%%

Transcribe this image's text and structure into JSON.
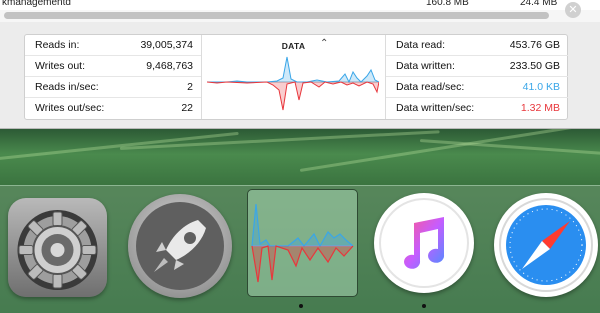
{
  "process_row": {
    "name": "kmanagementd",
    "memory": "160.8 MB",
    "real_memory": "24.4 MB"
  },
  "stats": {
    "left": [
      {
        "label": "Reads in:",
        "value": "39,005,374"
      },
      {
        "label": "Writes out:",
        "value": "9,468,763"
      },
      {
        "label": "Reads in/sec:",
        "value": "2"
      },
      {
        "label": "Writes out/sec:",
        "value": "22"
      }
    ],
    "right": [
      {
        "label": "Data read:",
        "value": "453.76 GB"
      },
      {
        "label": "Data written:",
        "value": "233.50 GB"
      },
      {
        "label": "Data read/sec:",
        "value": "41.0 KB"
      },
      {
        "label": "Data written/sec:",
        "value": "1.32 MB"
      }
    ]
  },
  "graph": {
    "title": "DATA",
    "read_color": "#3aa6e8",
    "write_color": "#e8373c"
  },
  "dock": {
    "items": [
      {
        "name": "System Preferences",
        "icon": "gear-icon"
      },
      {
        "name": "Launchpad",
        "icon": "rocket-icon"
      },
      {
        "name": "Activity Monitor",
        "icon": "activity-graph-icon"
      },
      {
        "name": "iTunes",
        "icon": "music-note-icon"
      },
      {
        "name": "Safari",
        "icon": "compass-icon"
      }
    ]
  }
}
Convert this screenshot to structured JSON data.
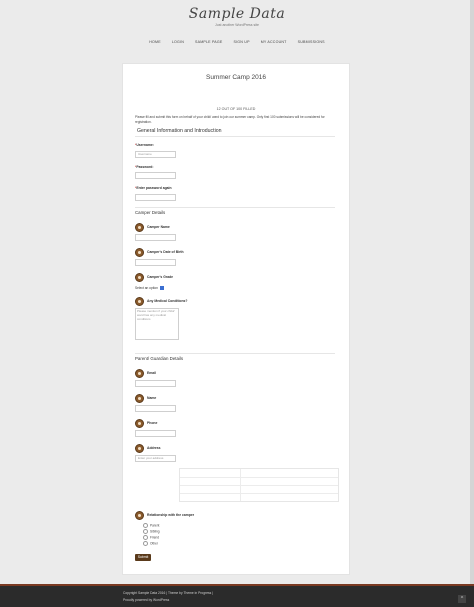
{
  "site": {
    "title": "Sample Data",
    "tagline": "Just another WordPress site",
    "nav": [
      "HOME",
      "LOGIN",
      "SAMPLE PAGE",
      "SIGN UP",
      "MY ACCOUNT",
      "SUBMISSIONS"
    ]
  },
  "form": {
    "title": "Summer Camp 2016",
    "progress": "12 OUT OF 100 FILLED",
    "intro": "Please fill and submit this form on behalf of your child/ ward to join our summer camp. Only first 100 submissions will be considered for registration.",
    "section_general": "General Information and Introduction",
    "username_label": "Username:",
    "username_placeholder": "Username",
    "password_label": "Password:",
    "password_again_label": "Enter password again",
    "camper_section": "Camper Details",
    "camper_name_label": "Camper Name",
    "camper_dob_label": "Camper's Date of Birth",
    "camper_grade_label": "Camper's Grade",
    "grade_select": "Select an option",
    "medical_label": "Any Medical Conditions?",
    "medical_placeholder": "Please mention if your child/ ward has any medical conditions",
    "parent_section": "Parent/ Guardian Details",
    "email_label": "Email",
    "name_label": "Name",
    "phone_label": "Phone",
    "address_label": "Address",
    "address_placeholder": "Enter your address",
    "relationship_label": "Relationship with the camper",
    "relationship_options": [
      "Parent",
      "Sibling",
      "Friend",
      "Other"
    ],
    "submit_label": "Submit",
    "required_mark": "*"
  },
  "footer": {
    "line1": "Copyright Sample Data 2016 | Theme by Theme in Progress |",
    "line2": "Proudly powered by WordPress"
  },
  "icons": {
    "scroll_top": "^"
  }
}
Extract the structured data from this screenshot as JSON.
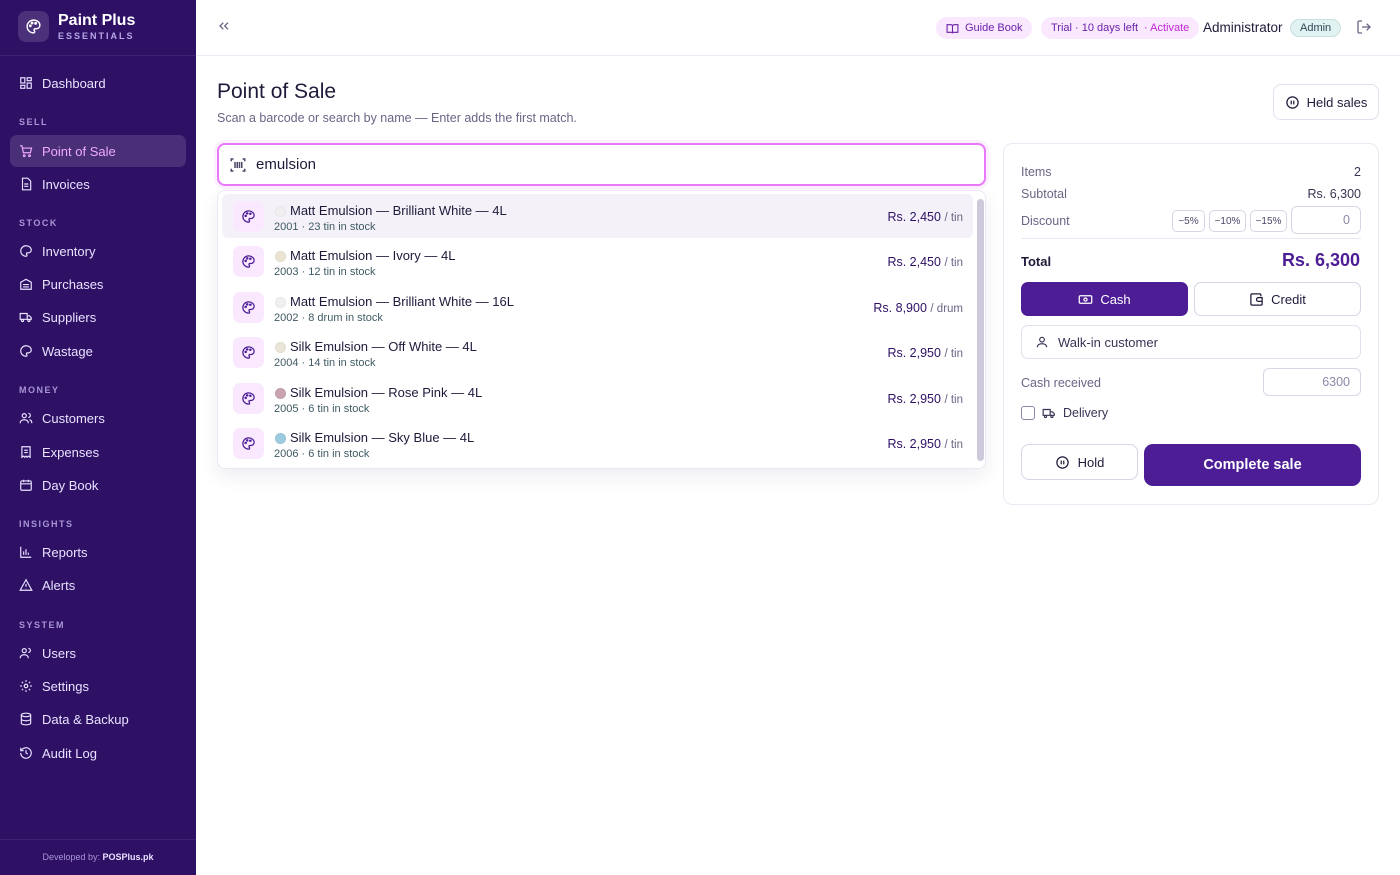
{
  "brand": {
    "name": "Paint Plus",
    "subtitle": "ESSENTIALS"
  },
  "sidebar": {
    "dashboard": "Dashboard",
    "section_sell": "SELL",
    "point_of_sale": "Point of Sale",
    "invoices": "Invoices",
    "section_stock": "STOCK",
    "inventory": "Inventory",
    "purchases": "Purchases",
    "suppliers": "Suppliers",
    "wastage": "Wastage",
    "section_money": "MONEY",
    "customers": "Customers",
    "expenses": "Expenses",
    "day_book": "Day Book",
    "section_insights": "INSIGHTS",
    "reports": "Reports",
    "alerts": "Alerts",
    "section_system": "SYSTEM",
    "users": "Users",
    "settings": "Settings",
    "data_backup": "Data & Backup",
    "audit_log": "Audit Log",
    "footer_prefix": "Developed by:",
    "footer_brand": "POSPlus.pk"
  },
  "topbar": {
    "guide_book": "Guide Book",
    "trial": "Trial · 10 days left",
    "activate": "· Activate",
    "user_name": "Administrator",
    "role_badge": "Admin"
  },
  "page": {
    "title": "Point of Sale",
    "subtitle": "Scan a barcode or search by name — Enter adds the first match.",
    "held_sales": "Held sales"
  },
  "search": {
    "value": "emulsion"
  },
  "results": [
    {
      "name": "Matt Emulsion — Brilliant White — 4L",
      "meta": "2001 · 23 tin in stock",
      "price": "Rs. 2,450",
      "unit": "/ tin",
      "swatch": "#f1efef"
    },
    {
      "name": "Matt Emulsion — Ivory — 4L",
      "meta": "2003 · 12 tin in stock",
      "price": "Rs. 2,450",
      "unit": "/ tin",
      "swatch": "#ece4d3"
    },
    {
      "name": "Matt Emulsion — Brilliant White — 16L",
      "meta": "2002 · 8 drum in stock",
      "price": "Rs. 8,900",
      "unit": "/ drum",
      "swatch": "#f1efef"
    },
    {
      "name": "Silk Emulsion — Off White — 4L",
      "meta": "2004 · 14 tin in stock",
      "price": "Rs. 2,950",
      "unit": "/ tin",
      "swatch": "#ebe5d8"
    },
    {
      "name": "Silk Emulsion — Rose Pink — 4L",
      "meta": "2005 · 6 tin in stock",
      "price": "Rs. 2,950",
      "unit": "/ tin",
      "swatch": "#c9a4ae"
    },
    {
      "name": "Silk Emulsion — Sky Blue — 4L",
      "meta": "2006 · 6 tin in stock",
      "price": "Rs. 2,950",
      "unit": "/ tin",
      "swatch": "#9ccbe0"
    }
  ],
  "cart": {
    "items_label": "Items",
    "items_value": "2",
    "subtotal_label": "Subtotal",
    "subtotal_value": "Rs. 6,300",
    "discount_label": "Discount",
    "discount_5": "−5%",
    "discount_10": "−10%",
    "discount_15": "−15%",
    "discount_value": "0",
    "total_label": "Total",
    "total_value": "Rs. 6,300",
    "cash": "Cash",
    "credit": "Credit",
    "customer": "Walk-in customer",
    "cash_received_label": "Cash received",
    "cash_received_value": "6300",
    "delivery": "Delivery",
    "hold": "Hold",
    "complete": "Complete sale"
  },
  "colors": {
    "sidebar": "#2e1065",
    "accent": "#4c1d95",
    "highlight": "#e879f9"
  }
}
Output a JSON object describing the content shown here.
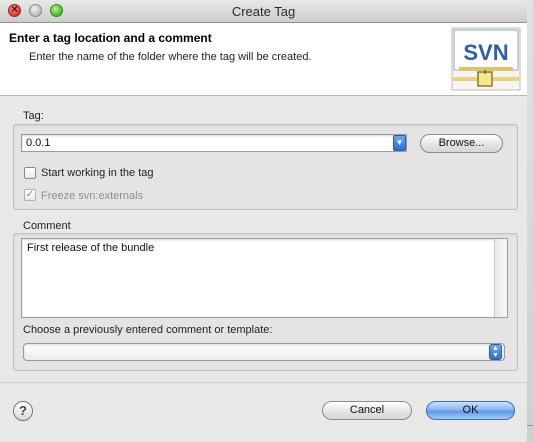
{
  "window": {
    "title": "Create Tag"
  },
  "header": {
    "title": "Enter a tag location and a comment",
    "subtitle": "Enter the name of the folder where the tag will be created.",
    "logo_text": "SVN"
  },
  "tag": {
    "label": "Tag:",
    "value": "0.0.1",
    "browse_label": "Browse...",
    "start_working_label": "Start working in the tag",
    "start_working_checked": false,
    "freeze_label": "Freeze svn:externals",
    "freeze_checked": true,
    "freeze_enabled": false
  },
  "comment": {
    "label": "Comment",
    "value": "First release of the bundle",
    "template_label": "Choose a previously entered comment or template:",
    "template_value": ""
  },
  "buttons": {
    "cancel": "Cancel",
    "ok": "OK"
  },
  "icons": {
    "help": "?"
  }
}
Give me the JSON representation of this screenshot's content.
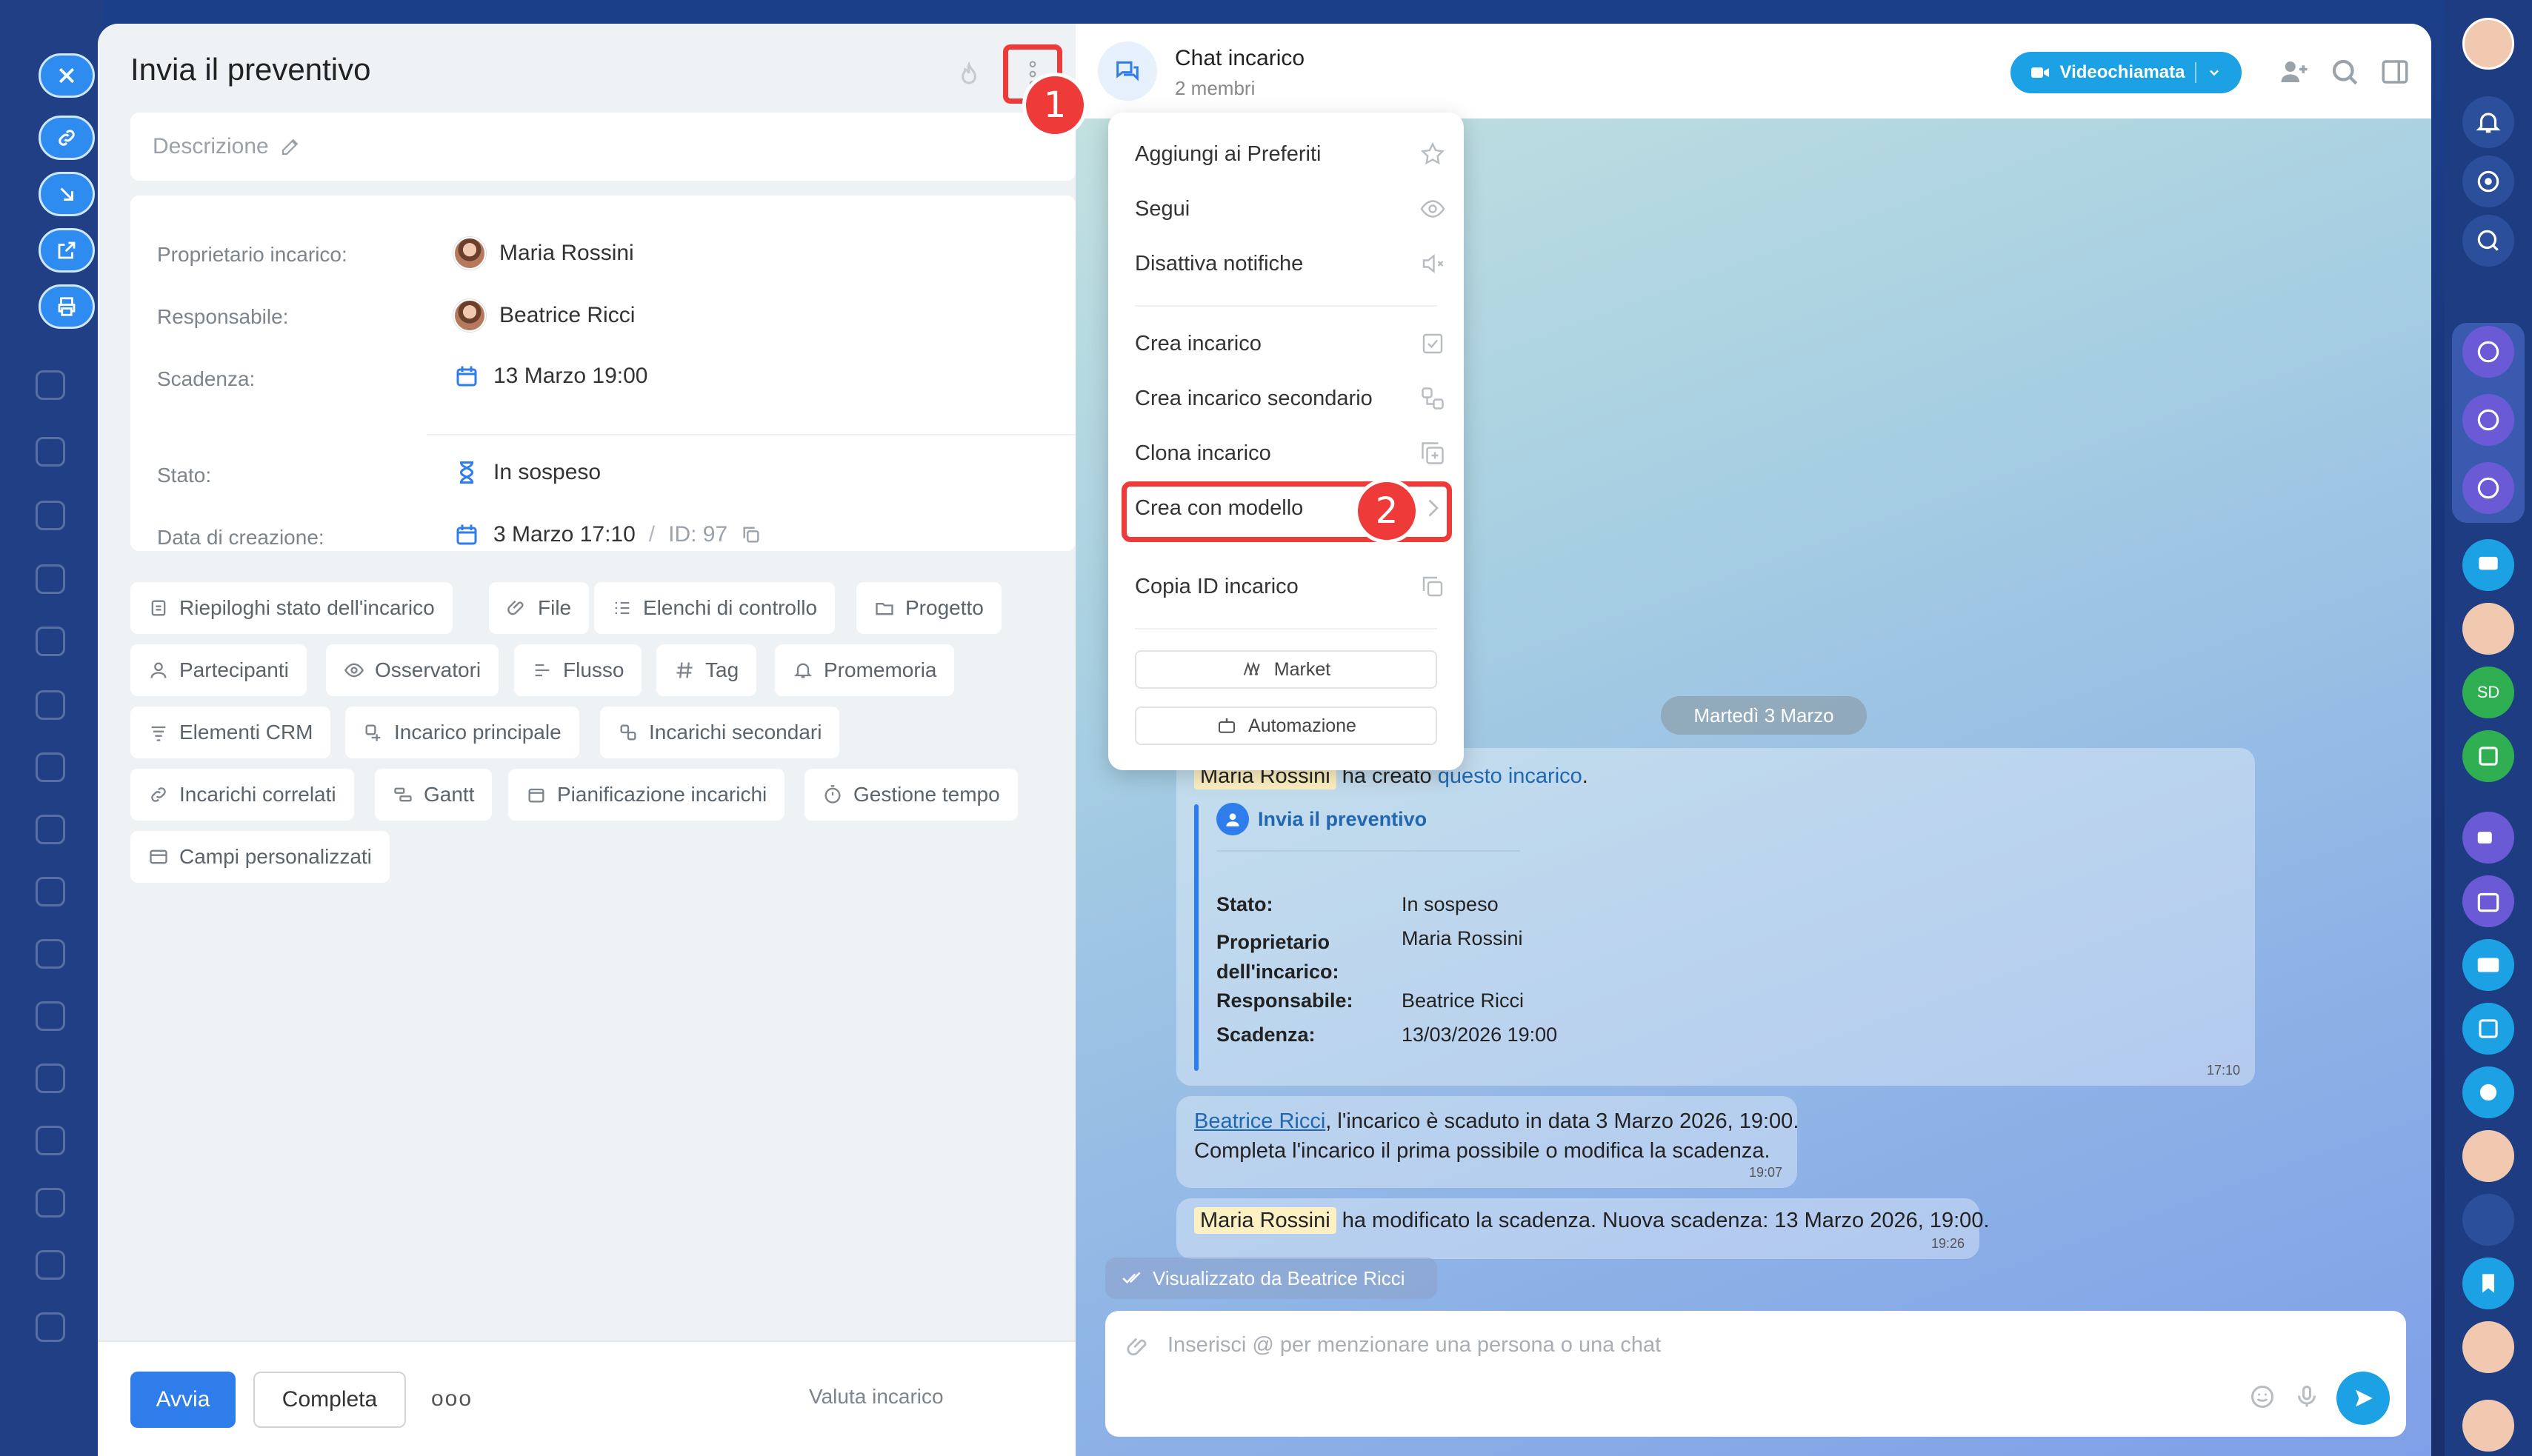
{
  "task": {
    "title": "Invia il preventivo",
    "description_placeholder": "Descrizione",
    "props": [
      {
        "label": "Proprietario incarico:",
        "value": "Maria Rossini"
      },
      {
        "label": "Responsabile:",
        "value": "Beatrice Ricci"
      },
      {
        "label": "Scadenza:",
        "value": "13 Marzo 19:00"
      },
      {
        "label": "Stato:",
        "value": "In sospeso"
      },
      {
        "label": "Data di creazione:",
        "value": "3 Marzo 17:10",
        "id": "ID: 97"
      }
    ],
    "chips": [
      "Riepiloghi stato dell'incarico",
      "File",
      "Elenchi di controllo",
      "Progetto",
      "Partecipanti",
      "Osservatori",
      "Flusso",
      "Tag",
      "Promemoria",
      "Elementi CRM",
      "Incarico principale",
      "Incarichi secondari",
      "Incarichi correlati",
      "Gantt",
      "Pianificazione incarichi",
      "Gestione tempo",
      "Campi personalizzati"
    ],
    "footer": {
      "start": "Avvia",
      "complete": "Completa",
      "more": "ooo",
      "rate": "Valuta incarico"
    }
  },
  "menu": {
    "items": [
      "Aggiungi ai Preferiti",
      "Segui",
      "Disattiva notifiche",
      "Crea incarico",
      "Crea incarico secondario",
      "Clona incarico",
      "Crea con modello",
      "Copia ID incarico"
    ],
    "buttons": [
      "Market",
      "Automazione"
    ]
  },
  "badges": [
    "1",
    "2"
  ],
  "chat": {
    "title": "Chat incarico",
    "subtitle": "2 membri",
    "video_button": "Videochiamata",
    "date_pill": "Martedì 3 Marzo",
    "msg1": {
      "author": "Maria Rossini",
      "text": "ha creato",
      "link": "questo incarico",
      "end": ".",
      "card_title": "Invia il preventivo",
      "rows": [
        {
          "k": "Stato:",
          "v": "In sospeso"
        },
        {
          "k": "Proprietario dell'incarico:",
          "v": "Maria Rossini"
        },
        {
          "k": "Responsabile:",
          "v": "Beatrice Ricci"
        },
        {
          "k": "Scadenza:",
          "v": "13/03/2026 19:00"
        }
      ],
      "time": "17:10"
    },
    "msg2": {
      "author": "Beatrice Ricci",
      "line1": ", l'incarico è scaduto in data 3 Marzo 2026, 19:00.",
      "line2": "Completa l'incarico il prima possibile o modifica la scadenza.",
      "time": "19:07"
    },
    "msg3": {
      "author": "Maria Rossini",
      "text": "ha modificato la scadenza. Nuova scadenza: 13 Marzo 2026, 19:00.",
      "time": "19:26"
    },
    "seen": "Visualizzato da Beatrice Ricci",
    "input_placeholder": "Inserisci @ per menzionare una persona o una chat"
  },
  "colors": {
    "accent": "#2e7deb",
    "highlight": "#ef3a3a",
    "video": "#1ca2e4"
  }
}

%%

* _What the exercise asks_
In the entries above, locate every line with the word "Ricci" and copy it.

* _Output below_
        "value": "Beatrice Ricci"
          "v": "Beatrice Ricci"
      "author": "Beatrice Ricci",
    "seen": "Visualizzato da Beatrice Ricci",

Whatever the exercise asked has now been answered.